■ Excerpted data
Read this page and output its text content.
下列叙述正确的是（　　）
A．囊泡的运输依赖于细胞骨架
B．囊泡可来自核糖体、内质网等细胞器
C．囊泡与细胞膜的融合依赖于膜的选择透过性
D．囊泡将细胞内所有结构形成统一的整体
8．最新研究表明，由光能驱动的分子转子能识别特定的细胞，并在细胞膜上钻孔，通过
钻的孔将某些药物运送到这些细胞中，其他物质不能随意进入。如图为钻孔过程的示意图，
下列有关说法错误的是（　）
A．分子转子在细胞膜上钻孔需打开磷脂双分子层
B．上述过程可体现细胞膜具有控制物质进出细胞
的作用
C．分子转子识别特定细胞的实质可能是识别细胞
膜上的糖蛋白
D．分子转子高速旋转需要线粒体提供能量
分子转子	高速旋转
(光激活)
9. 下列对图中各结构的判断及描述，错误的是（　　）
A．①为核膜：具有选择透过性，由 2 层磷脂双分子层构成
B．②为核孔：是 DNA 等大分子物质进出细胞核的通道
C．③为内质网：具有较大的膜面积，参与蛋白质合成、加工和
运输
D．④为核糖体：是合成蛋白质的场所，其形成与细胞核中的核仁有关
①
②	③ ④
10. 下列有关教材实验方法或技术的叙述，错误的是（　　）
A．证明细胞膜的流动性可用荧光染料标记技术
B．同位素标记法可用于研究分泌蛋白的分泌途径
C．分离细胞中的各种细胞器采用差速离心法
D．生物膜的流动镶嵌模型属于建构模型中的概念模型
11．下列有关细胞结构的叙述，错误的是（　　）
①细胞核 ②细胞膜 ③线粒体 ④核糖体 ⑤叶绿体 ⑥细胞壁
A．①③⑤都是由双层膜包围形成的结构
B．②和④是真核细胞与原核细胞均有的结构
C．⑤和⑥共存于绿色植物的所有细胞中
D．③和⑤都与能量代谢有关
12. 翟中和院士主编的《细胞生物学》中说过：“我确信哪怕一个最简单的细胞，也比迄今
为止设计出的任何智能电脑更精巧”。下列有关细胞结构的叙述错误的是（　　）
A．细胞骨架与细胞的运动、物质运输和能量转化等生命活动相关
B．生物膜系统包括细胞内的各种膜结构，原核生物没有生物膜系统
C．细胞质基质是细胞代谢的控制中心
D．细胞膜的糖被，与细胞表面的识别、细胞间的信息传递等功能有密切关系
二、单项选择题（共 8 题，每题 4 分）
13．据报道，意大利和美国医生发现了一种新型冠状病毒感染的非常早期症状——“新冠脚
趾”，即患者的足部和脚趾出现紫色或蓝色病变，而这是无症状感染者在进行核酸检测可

■ Stated goal
Using the listing above, reproduce each line without omission.

■ Exercise result
Read this page and output its text content.
下列叙述正确的是（　　）
A．囊泡的运输依赖于细胞骨架
B．囊泡可来自核糖体、内质网等细胞器
C．囊泡与细胞膜的融合依赖于膜的选择透过性
D．囊泡将细胞内所有结构形成统一的整体
8．最新研究表明，由光能驱动的分子转子能识别特定的细胞，并在细胞膜上钻孔，通过
钻的孔将某些药物运送到这些细胞中，其他物质不能随意进入。如图为钻孔过程的示意图，
下列有关说法错误的是（　）
A．分子转子在细胞膜上钻孔需打开磷脂双分子层
B．上述过程可体现细胞膜具有控制物质进出细胞
的作用
C．分子转子识别特定细胞的实质可能是识别细胞
膜上的糖蛋白
D．分子转子高速旋转需要线粒体提供能量
分子转子	高速旋转
(光激活)
9. 下列对图中各结构的判断及描述，错误的是（　　）
A．①为核膜：具有选择透过性，由 2 层磷脂双分子层构成
B．②为核孔：是 DNA 等大分子物质进出细胞核的通道
C．③为内质网：具有较大的膜面积，参与蛋白质合成、加工和
运输
D．④为核糖体：是合成蛋白质的场所，其形成与细胞核中的核仁有关
①
②	③ ④
10. 下列有关教材实验方法或技术的叙述，错误的是（　　）
A．证明细胞膜的流动性可用荧光染料标记技术
B．同位素标记法可用于研究分泌蛋白的分泌途径
C．分离细胞中的各种细胞器采用差速离心法
D．生物膜的流动镶嵌模型属于建构模型中的概念模型
11．下列有关细胞结构的叙述，错误的是（　　）
①细胞核 ②细胞膜 ③线粒体 ④核糖体 ⑤叶绿体 ⑥细胞壁
A．①③⑤都是由双层膜包围形成的结构
B．②和④是真核细胞与原核细胞均有的结构
C．⑤和⑥共存于绿色植物的所有细胞中
D．③和⑤都与能量代谢有关
12. 翟中和院士主编的《细胞生物学》中说过：“我确信哪怕一个最简单的细胞，也比迄今
为止设计出的任何智能电脑更精巧”。下列有关细胞结构的叙述错误的是（　　）
A．细胞骨架与细胞的运动、物质运输和能量转化等生命活动相关
B．生物膜系统包括细胞内的各种膜结构，原核生物没有生物膜系统
C．细胞质基质是细胞代谢的控制中心
D．细胞膜的糖被，与细胞表面的识别、细胞间的信息传递等功能有密切关系
二、单项选择题（共 8 题，每题 4 分）
13．据报道，意大利和美国医生发现了一种新型冠状病毒感染的非常早期症状——“新冠脚
趾”，即患者的足部和脚趾出现紫色或蓝色病变，而这是无症状感染者在进行核酸检测可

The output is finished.